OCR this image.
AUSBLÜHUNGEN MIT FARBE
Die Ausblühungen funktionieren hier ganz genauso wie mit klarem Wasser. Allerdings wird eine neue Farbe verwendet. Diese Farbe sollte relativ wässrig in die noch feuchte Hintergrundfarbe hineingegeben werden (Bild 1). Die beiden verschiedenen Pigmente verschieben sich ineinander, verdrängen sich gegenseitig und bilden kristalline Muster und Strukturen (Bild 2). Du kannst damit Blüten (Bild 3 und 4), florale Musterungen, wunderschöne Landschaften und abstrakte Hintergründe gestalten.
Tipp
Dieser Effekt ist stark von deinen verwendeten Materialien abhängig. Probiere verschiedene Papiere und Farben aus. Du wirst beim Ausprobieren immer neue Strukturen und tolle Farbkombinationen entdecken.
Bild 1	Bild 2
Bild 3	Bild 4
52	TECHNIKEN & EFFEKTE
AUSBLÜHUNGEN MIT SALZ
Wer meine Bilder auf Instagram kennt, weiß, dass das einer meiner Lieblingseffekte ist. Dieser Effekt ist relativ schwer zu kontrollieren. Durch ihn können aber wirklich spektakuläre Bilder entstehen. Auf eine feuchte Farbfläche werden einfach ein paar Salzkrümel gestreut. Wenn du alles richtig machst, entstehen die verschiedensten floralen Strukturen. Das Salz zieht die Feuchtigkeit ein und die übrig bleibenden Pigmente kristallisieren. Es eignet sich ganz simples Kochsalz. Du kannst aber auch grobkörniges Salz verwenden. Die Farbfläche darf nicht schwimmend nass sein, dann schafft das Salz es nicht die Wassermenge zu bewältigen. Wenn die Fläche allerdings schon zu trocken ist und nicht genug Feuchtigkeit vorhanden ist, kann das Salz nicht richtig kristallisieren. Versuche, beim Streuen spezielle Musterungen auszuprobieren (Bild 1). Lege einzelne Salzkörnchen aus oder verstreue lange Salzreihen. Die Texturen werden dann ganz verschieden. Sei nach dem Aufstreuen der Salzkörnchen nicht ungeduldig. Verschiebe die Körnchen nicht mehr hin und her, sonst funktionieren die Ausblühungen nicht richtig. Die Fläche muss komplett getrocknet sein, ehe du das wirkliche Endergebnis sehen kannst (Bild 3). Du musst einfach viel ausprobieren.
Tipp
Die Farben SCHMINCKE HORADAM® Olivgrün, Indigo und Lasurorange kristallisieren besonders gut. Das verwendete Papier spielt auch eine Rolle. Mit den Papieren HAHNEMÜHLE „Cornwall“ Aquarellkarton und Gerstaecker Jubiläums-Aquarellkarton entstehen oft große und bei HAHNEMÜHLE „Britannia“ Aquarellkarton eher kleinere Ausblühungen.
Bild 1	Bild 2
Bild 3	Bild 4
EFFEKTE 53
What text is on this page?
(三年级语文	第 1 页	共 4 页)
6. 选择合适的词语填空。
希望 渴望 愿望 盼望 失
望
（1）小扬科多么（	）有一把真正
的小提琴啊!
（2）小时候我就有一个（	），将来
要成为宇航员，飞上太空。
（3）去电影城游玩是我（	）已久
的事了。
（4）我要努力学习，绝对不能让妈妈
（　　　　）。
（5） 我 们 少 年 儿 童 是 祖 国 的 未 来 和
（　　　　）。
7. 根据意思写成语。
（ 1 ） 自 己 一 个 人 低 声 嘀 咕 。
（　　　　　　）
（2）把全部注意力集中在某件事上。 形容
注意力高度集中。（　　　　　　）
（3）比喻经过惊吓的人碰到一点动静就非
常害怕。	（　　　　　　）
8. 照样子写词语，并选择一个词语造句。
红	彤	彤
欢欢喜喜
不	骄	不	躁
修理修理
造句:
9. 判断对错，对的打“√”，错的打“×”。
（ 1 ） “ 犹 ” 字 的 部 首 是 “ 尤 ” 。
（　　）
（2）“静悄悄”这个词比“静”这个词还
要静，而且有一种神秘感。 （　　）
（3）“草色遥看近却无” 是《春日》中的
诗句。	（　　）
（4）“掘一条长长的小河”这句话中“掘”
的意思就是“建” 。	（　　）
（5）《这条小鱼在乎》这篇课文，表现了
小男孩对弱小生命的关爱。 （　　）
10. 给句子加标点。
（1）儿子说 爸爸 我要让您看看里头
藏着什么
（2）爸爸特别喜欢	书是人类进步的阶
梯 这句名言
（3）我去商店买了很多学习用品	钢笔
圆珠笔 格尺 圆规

++++++++

Written problem -
Repeat exactly the lines above from the line that contains "What text is on this page?" through the end. Include both of these ends; leave out everything else.

Final answer -
What text is on this page?
(三年级语文	第 1 页	共 4 页)
6. 选择合适的词语填空。
希望 渴望 愿望 盼望 失
望
（1）小扬科多么（	）有一把真正
的小提琴啊!
（2）小时候我就有一个（	），将来
要成为宇航员，飞上太空。
（3）去电影城游玩是我（	）已久
的事了。
（4）我要努力学习，绝对不能让妈妈
（　　　　）。
（5） 我 们 少 年 儿 童 是 祖 国 的 未 来 和
（　　　　）。
7. 根据意思写成语。
（ 1 ） 自 己 一 个 人 低 声 嘀 咕 。
（　　　　　　）
（2）把全部注意力集中在某件事上。 形容
注意力高度集中。（　　　　　　）
（3）比喻经过惊吓的人碰到一点动静就非
常害怕。	（　　　　　　）
8. 照样子写词语，并选择一个词语造句。
红	彤	彤
欢欢喜喜
不	骄	不	躁
修理修理
造句:
9. 判断对错，对的打“√”，错的打“×”。
（ 1 ） “ 犹 ” 字 的 部 首 是 “ 尤 ” 。
（　　）
（2）“静悄悄”这个词比“静”这个词还
要静，而且有一种神秘感。 （　　）
（3）“草色遥看近却无” 是《春日》中的
诗句。	（　　）
（4）“掘一条长长的小河”这句话中“掘”
的意思就是“建” 。	（　　）
（5）《这条小鱼在乎》这篇课文，表现了
小男孩对弱小生命的关爱。 （　　）
10. 给句子加标点。
（1）儿子说 爸爸 我要让您看看里头
藏着什么
（2）爸爸特别喜欢	书是人类进步的阶
梯 这句名言
（3）我去商店买了很多学习用品	钢笔
圆珠笔 格尺 圆规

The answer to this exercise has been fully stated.